Description of the task -> Copy each of the entries below faithfully, setting aside any pictures.

_ _ _ _ _

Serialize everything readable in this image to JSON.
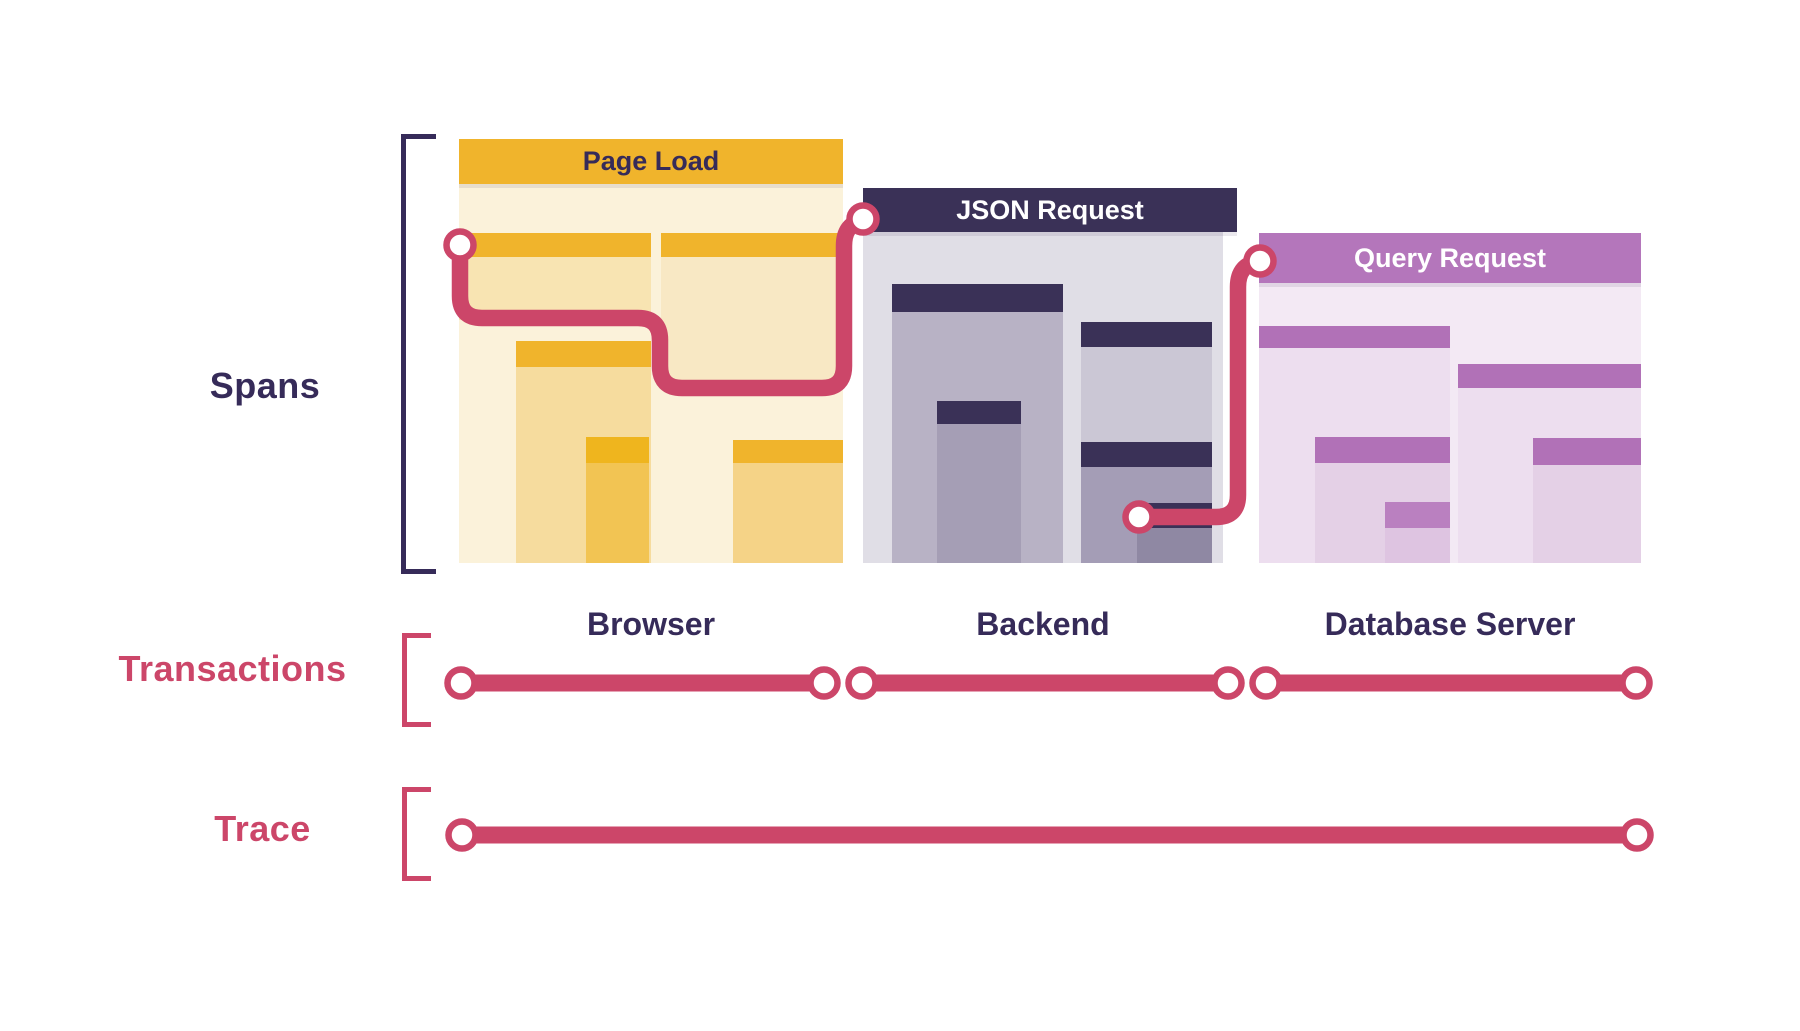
{
  "rows": {
    "spans_label": "Spans",
    "transactions_label": "Transactions",
    "trace_label": "Trace"
  },
  "services": [
    {
      "name": "Browser",
      "transaction": "Page Load"
    },
    {
      "name": "Backend",
      "transaction": "JSON Request"
    },
    {
      "name": "Database Server",
      "transaction": "Query Request"
    }
  ],
  "colors": {
    "accent_red": "#CC4669",
    "navy": "#3A3157",
    "navy_text": "#362B59",
    "gold": "#F0B42C",
    "gold_deep": "#EFB51E",
    "purple": "#B476BB",
    "purple_sub": "#B171B7",
    "purple_deep": "#BA80C0",
    "yellow_panel_bg": "#FBF2DA",
    "navy_panel_bg": "#E0DEE6",
    "purple_panel_bg": "#F3E9F4"
  }
}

_ _ _ _ _

Finished exercise ->
Serialize everything readable in this image to JSON.
{
  "rows": {
    "spans_label": "Spans",
    "transactions_label": "Transactions",
    "trace_label": "Trace"
  },
  "services": [
    {
      "name": "Browser",
      "transaction": "Page Load"
    },
    {
      "name": "Backend",
      "transaction": "JSON Request"
    },
    {
      "name": "Database Server",
      "transaction": "Query Request"
    }
  ],
  "colors": {
    "accent_red": "#CC4669",
    "navy": "#3A3157",
    "navy_text": "#362B59",
    "gold": "#F0B42C",
    "gold_deep": "#EFB51E",
    "purple": "#B476BB",
    "purple_sub": "#B171B7",
    "purple_deep": "#BA80C0",
    "yellow_panel_bg": "#FBF2DA",
    "navy_panel_bg": "#E0DEE6",
    "purple_panel_bg": "#F3E9F4"
  }
}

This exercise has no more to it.